- PROVIDED DATA
^^^^^^^^

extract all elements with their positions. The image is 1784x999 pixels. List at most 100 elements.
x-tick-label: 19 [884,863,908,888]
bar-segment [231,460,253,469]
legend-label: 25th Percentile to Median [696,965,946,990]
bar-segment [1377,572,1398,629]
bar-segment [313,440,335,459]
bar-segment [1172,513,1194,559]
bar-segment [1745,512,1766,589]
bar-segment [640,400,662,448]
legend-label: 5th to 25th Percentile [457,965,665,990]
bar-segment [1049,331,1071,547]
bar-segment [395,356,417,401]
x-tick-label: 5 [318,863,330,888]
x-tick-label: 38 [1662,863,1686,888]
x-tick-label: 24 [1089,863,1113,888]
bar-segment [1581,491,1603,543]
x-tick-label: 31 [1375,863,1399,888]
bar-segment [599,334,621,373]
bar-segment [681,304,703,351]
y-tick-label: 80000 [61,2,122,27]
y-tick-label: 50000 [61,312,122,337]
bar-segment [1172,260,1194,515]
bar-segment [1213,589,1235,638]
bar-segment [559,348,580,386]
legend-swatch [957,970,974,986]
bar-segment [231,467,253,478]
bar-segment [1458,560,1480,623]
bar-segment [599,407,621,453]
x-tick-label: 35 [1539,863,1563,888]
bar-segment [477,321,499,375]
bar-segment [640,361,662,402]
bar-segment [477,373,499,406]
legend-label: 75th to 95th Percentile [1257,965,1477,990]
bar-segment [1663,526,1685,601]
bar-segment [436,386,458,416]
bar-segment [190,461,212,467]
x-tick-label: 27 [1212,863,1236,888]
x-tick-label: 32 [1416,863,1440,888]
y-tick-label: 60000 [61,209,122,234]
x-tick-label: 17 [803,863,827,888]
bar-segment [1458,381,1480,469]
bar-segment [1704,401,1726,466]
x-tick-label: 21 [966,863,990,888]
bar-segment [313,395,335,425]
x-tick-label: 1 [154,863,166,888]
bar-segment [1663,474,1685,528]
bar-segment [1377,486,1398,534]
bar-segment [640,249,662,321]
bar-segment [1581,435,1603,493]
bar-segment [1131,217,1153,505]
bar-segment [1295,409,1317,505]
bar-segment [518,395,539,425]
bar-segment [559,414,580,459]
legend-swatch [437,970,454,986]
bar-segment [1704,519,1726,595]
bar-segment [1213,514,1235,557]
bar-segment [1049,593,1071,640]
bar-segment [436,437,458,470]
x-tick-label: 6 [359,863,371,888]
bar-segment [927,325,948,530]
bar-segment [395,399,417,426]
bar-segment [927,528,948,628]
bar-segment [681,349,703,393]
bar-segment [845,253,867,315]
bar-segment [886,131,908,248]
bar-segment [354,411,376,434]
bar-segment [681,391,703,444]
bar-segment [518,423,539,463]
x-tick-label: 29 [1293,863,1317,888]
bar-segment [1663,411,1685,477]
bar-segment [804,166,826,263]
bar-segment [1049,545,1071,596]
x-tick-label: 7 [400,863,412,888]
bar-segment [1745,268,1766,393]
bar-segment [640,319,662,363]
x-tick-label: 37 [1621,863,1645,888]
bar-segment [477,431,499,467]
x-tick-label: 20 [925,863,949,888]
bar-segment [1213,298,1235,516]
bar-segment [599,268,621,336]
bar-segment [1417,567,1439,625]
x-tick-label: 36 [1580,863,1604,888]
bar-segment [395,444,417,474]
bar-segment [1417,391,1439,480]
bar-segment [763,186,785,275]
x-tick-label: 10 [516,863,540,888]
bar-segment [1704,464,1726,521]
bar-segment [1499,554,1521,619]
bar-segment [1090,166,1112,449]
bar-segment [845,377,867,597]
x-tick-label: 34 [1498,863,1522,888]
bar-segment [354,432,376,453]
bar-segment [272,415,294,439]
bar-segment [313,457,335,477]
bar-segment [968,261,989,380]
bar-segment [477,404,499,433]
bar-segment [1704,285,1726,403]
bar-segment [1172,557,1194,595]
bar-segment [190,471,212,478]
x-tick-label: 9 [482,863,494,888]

^^^^^^^^

- WHAT THE EXERCISE ASKS
Rewrite all the records above with "x-tick-label" replaced by "x-axis-label" everywhere, leaving everything else unchanged.

- THE SOLUTION
extract all elements with their positions. The image is 1784x999 pixels. List at most 100 elements.
x-axis-label: 19 [884,863,908,888]
bar-segment [231,460,253,469]
legend-label: 25th Percentile to Median [696,965,946,990]
bar-segment [1377,572,1398,629]
bar-segment [313,440,335,459]
bar-segment [1172,513,1194,559]
bar-segment [1745,512,1766,589]
bar-segment [640,400,662,448]
legend-label: 5th to 25th Percentile [457,965,665,990]
bar-segment [1049,331,1071,547]
bar-segment [395,356,417,401]
x-axis-label: 5 [318,863,330,888]
x-axis-label: 38 [1662,863,1686,888]
x-axis-label: 24 [1089,863,1113,888]
bar-segment [1581,491,1603,543]
x-axis-label: 31 [1375,863,1399,888]
bar-segment [599,334,621,373]
bar-segment [681,304,703,351]
y-tick-label: 80000 [61,2,122,27]
y-tick-label: 50000 [61,312,122,337]
bar-segment [1172,260,1194,515]
bar-segment [1213,589,1235,638]
bar-segment [559,348,580,386]
legend-swatch [957,970,974,986]
bar-segment [231,467,253,478]
bar-segment [1458,560,1480,623]
bar-segment [599,407,621,453]
x-axis-label: 35 [1539,863,1563,888]
bar-segment [477,321,499,375]
bar-segment [640,361,662,402]
bar-segment [477,373,499,406]
legend-label: 75th to 95th Percentile [1257,965,1477,990]
bar-segment [1663,526,1685,601]
bar-segment [436,386,458,416]
bar-segment [190,461,212,467]
x-axis-label: 27 [1212,863,1236,888]
x-axis-label: 32 [1416,863,1440,888]
y-tick-label: 60000 [61,209,122,234]
x-axis-label: 17 [803,863,827,888]
bar-segment [1458,381,1480,469]
bar-segment [1704,401,1726,466]
x-axis-label: 21 [966,863,990,888]
bar-segment [313,395,335,425]
x-axis-label: 1 [154,863,166,888]
bar-segment [1663,474,1685,528]
bar-segment [1377,486,1398,534]
bar-segment [640,249,662,321]
bar-segment [1581,435,1603,493]
bar-segment [1131,217,1153,505]
bar-segment [1295,409,1317,505]
bar-segment [518,395,539,425]
bar-segment [559,414,580,459]
legend-swatch [437,970,454,986]
bar-segment [1704,519,1726,595]
bar-segment [1213,514,1235,557]
bar-segment [1049,593,1071,640]
bar-segment [436,437,458,470]
x-axis-label: 6 [359,863,371,888]
bar-segment [927,325,948,530]
bar-segment [395,399,417,426]
bar-segment [927,528,948,628]
bar-segment [681,349,703,393]
bar-segment [845,253,867,315]
bar-segment [886,131,908,248]
bar-segment [354,411,376,434]
bar-segment [681,391,703,444]
bar-segment [518,423,539,463]
x-axis-label: 29 [1293,863,1317,888]
bar-segment [1663,411,1685,477]
bar-segment [804,166,826,263]
bar-segment [1049,545,1071,596]
x-axis-label: 7 [400,863,412,888]
bar-segment [1745,268,1766,393]
bar-segment [640,319,662,363]
x-axis-label: 37 [1621,863,1645,888]
bar-segment [477,431,499,467]
x-axis-label: 20 [925,863,949,888]
bar-segment [1213,298,1235,516]
bar-segment [599,268,621,336]
bar-segment [1417,567,1439,625]
x-axis-label: 36 [1580,863,1604,888]
bar-segment [395,444,417,474]
bar-segment [1417,391,1439,480]
bar-segment [763,186,785,275]
x-axis-label: 10 [516,863,540,888]
bar-segment [1704,464,1726,521]
bar-segment [1499,554,1521,619]
bar-segment [1090,166,1112,449]
bar-segment [845,377,867,597]
x-axis-label: 34 [1498,863,1522,888]
bar-segment [354,432,376,453]
bar-segment [272,415,294,439]
bar-segment [313,457,335,477]
bar-segment [968,261,989,380]
bar-segment [477,404,499,433]
bar-segment [1704,285,1726,403]
bar-segment [1172,557,1194,595]
bar-segment [190,471,212,478]
x-axis-label: 9 [482,863,494,888]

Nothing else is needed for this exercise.